start

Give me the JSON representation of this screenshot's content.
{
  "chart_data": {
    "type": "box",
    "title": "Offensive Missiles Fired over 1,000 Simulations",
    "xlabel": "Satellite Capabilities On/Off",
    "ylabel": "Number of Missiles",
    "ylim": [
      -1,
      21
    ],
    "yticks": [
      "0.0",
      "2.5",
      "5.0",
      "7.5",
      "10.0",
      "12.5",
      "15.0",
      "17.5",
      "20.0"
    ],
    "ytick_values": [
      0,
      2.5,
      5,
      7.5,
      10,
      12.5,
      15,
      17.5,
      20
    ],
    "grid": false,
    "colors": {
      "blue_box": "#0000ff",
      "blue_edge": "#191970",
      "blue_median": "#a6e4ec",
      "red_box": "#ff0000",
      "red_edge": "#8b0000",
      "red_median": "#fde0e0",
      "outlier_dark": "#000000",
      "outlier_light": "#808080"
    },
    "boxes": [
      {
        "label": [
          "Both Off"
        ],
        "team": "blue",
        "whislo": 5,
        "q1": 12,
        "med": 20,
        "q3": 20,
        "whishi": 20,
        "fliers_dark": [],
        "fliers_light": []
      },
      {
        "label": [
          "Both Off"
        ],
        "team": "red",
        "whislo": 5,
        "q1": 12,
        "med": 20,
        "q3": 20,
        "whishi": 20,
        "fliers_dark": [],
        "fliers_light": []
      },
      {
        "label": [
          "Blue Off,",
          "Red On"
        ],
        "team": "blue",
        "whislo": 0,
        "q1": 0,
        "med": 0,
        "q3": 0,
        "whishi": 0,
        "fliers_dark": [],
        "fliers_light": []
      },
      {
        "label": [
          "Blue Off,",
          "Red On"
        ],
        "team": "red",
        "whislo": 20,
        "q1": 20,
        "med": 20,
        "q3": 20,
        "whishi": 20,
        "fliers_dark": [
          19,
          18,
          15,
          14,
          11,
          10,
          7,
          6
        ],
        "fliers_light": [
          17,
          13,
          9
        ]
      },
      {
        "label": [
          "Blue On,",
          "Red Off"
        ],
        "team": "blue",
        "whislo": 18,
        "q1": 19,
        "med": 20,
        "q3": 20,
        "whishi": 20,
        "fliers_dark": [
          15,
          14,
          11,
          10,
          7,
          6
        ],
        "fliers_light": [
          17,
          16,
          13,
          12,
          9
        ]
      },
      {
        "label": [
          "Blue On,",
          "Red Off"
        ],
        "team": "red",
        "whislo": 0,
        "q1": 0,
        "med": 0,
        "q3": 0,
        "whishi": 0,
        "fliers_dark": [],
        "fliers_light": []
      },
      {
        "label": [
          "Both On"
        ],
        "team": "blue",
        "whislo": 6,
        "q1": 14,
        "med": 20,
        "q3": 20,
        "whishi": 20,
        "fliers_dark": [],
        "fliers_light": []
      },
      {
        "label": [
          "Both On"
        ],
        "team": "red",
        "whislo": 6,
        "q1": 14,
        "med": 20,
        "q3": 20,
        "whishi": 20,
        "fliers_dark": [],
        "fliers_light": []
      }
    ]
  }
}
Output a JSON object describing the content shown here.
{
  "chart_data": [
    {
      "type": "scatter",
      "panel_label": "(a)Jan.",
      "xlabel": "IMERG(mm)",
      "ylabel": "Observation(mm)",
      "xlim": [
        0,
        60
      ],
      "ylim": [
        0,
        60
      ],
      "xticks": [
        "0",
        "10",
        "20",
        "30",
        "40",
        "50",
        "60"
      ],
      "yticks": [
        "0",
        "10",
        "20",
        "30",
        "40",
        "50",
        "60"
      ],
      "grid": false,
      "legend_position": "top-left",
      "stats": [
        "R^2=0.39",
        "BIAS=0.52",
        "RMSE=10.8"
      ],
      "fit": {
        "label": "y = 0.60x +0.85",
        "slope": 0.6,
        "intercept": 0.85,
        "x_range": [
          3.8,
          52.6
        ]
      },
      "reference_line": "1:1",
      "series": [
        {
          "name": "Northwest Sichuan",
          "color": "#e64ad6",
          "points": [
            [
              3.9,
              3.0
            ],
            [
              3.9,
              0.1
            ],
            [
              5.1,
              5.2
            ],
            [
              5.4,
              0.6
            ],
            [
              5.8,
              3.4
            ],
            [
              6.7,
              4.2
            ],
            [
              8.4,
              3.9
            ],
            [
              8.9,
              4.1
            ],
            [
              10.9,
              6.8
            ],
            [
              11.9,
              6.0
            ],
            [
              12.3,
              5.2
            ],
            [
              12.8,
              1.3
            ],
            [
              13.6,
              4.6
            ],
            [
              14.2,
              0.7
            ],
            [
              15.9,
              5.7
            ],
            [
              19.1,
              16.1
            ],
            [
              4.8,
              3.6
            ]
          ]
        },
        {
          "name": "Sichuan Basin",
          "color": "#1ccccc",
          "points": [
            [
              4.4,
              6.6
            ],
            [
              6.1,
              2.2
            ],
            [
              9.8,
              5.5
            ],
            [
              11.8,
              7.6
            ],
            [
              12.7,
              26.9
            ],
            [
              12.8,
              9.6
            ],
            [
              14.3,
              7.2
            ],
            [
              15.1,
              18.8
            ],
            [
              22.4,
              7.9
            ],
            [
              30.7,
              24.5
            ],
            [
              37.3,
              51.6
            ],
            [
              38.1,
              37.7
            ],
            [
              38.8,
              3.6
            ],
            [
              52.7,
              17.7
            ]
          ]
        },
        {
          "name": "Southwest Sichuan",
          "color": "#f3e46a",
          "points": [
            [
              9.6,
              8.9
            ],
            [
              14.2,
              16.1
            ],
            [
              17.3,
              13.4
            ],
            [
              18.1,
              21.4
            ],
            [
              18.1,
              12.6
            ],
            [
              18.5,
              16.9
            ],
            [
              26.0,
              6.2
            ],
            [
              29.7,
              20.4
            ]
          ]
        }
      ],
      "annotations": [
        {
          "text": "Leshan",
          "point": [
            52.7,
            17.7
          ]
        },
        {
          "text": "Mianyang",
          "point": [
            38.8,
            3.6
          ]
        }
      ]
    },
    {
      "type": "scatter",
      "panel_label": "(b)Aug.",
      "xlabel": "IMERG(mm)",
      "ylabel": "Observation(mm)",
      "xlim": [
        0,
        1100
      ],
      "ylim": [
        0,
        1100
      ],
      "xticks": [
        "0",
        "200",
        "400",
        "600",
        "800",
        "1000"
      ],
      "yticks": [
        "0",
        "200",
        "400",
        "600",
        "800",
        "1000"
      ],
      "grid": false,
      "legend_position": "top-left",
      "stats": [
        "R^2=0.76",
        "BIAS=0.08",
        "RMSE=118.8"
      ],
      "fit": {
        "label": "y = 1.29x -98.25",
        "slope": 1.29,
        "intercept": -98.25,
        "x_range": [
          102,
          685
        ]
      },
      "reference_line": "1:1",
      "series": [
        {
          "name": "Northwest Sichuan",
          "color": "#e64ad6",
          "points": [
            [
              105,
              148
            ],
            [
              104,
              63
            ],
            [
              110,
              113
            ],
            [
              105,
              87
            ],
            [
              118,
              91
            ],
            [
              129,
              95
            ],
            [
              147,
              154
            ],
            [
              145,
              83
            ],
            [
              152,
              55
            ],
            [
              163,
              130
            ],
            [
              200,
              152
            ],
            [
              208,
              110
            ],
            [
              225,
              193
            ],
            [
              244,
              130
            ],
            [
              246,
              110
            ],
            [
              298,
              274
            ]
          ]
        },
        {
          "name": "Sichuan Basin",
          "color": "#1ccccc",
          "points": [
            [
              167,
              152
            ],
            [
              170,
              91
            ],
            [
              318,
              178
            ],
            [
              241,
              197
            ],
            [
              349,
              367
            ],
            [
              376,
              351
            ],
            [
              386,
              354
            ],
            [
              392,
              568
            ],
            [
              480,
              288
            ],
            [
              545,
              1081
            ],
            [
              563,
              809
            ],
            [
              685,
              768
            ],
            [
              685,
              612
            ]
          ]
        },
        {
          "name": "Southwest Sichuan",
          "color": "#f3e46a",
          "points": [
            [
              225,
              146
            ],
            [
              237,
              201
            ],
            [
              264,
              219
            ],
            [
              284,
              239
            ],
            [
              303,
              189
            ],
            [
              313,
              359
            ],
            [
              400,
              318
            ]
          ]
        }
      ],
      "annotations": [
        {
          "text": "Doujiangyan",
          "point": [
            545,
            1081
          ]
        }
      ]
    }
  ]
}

end

Exercise prompt ▸ Gather every line from the entries above where the word "text" appears, and copy them.

Written answer ▸
          "text": "Leshan",
          "text": "Mianyang",
          "text": "Doujiangyan",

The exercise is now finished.